GOALS:
1. Answer these questions about the forum thread on registering a rental car with Uber:
(a) How many days does Greg say his car will be in the shop?
(b) What does LAuberX suggest renting, and what should be switched?
(c) According to Moofish, what is using the car for livery most likely against?
2. Please revise the entries from their start through the line that has "In FIG. 6, the housing 10 is at (620, 95).", both included, replacing "filtering apparatus" with "filtration device" and changing nothing else. Give only those lines and leave the pictures out.

TEXT PROVIDED:
______________________________
# Rent car isn't register on uber



## Greg (Sep 30, 2014)

I got an accident and it's going to take more than 2 weeks to repair, try to register rental on uber so I may continue to drive, but no it's not registering , what can I do?


----------



## Worcester Sauce (Aug 20, 2014)

Greg said:


> I got an accident and it's going to take more than 2 weeks to repair, try to register rental on uber so I may continue to drive, but no it's not registering , what can I do?


rental cars are FORBIDDEN by Uber


----------



## Greg (Sep 30, 2014)

Can't understand why, wait I do understand! They do not like us ...


----------



## LAuberX (Jun 3, 2014)

rent the same make / model / color and switch the license plates.


----------



## Greg (Sep 30, 2014)

That idea cross my mind


----------



## Moofish (Jun 13, 2014)

Its most likely against the rental agreement to use the car for livery as well, since its not your car or insurance.


----------



## Sly (Aug 30, 2014)

Same insurance I use on my own car.


----------



## AMBUDRIVER03 (Jul 1, 2014)

Worcester Sauce said:


> rental cars are FORBIDDEN by Uber





Greg said:


> Can't understand why, wait I do understand! They do not like us ...


It really has nothing to do with whether or not they like us...

Rental cars specifically excluse using the vehicle for hire, regardless of the commercial enterprise...

Not to mention in many states before you could get online, you need to have a vehicle inspection... are you going to get your rental car inspected every time you get a new one?


----------



## Greg (Sep 30, 2014)

Not in my state, and rentals is almost new-ish 2013 -2014 th so there is nothing wrong with them ... ish. My car in shop for 22 days that is the frustration, at list I have something to do in my free time.


----------



## Sydney Uber (Apr 15, 2014)

LAuberX said:


> rent the same make / model / color and switch the license plates.


Why stop there? When you blow a engine or transmission, just rent the same low milage model and get working in your shed! Whilst you're at it, swap tyres, diff, axels, driver's seat etc. Anything that yoyr car has taken a beating on!!
______________________________
Dataset entries
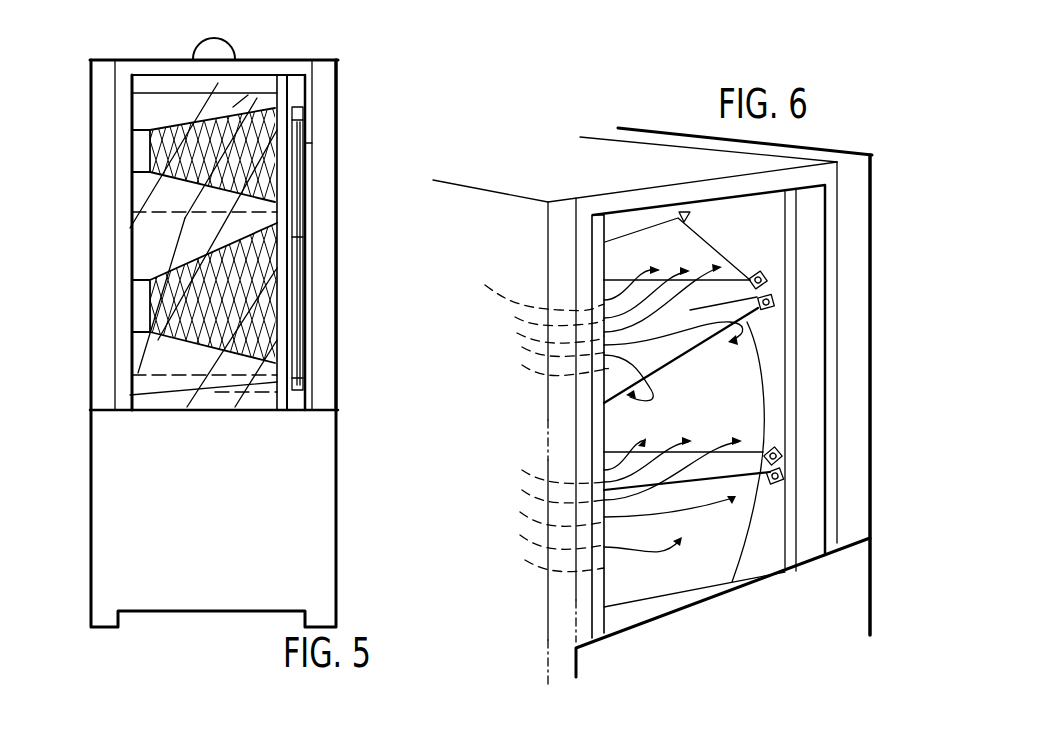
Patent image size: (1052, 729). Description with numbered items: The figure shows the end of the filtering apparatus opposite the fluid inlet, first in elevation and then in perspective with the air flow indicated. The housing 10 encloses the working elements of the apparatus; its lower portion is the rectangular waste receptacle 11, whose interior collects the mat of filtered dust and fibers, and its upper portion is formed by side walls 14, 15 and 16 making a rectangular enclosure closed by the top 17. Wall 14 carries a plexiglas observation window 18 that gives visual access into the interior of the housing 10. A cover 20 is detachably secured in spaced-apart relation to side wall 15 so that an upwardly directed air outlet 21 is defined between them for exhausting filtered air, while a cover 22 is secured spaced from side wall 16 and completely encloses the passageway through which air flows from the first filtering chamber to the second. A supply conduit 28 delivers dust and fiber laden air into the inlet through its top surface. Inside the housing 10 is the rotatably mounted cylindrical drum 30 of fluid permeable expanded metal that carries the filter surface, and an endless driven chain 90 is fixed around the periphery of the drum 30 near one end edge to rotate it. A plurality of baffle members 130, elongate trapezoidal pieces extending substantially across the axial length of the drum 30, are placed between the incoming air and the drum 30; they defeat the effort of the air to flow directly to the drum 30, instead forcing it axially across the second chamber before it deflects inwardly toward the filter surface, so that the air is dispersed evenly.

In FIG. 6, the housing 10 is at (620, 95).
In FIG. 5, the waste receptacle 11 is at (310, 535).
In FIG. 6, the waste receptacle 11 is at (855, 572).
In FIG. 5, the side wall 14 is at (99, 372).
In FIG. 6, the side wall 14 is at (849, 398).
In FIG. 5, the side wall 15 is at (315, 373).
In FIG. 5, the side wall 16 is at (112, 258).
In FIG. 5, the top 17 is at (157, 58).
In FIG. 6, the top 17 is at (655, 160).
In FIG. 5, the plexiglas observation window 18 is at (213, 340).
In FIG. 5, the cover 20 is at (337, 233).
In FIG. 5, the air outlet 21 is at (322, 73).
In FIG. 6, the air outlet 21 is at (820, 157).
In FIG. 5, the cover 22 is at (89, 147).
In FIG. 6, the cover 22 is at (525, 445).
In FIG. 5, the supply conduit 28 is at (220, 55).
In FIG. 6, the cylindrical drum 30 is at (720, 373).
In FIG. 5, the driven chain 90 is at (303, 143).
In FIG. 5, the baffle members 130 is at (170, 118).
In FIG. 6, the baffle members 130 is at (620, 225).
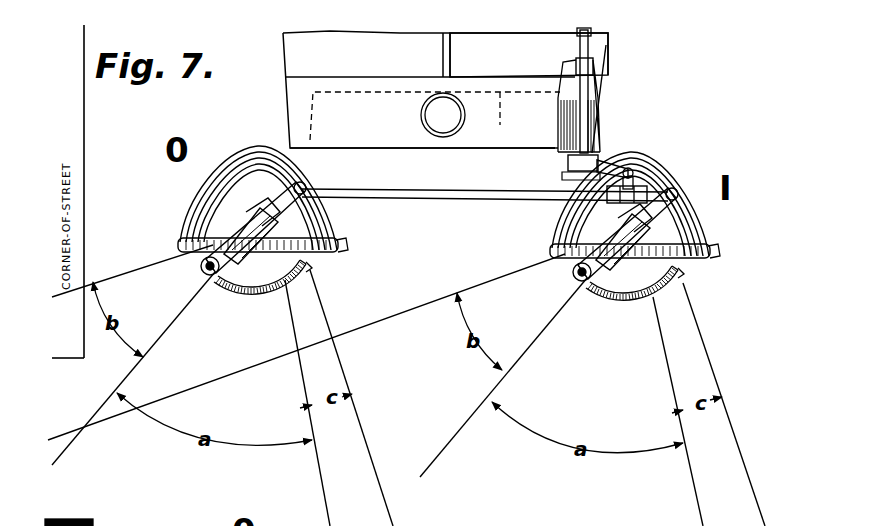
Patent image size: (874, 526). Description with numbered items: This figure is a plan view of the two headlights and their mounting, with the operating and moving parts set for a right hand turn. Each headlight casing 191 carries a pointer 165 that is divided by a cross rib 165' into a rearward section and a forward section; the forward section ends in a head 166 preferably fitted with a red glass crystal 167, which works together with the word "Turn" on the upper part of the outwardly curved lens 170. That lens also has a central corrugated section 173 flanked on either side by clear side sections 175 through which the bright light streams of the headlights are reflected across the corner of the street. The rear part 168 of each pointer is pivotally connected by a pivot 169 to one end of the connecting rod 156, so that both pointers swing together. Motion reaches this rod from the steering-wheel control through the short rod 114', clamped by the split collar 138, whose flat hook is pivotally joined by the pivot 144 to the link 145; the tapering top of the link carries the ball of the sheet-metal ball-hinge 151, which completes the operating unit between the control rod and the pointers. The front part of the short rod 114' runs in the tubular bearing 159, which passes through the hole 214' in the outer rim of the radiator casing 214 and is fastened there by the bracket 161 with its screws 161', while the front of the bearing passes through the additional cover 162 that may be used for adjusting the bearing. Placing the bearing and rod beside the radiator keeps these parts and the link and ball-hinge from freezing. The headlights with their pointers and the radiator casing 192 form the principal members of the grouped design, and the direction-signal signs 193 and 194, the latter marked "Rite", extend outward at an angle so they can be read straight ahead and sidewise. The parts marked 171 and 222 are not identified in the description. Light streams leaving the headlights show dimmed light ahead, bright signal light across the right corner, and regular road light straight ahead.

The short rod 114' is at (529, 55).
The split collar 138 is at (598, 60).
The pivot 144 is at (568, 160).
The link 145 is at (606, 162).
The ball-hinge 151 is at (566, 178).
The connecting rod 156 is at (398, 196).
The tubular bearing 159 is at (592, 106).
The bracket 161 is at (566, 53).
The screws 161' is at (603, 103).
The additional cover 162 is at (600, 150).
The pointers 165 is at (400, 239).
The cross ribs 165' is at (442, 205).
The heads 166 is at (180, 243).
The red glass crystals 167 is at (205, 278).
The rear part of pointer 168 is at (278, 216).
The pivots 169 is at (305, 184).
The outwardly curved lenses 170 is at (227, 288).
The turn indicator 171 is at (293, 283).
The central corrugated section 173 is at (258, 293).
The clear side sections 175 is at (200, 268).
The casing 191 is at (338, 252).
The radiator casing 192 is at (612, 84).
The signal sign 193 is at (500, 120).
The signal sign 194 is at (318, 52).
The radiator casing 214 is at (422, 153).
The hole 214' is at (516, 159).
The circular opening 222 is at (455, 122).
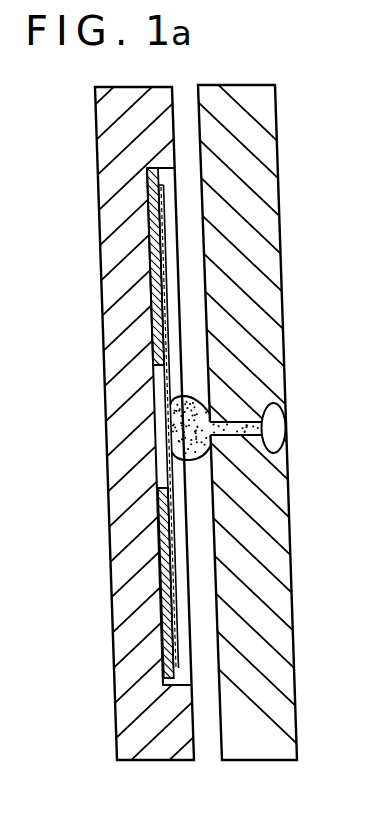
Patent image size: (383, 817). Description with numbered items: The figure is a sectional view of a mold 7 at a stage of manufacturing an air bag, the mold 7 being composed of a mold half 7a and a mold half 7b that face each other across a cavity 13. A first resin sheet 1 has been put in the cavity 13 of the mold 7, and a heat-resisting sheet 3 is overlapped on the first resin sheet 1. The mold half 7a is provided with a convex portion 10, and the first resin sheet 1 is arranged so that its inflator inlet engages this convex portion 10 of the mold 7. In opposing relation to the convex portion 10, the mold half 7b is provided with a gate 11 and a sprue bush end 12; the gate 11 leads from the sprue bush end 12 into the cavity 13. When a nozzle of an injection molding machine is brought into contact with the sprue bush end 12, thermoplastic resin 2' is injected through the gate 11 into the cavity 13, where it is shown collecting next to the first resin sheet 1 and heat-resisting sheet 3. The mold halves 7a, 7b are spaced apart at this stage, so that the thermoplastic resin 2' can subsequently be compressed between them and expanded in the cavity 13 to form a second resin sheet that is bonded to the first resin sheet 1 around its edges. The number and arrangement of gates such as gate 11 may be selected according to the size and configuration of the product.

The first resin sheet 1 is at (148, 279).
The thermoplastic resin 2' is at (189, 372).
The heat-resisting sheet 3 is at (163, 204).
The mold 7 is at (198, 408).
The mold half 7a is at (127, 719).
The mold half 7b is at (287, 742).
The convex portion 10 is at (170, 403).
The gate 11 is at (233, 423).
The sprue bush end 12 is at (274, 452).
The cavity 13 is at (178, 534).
______________________________
TASK-BY-TASK OUTPUTS:
1.
(a) 22 days.
(b) A car of the same make, model and color; the license plates.
(c) The rental agreement.

2.
Patent image size: (1052, 729). Description with numbered items: The figure shows the end of the filtration device opposite the fluid inlet, first in elevation and then in perspective with the air flow indicated. The housing 10 encloses the working elements of the apparatus; its lower portion is the rectangular waste receptacle 11, whose interior collects the mat of filtered dust and fibers, and its upper portion is formed by side walls 14, 15 and 16 making a rectangular enclosure closed by the top 17. Wall 14 carries a plexiglas observation window 18 that gives visual access into the interior of the housing 10. A cover 20 is detachably secured in spaced-apart relation to side wall 15 so that an upwardly directed air outlet 21 is defined between them for exhausting filtered air, while a cover 22 is secured spaced from side wall 16 and completely encloses the passageway through which air flows from the first filtering chamber to the second. A supply conduit 28 delivers dust and fiber laden air into the inlet through its top surface. Inside the housing 10 is the rotatably mounted cylindrical drum 30 of fluid permeable expanded metal that carries the filter surface, and an endless driven chain 90 is fixed around the periphery of the drum 30 near one end edge to rotate it. A plurality of baffle members 130, elongate trapezoidal pieces extending substantially across the axial length of the drum 30, are placed between the incoming air and the drum 30; they defeat the effort of the air to flow directly to the drum 30, instead forcing it axially across the second chamber before it deflects inwardly toward the filter surface, so that the air is dispersed evenly.

In FIG. 6, the housing 10 is at (620, 95).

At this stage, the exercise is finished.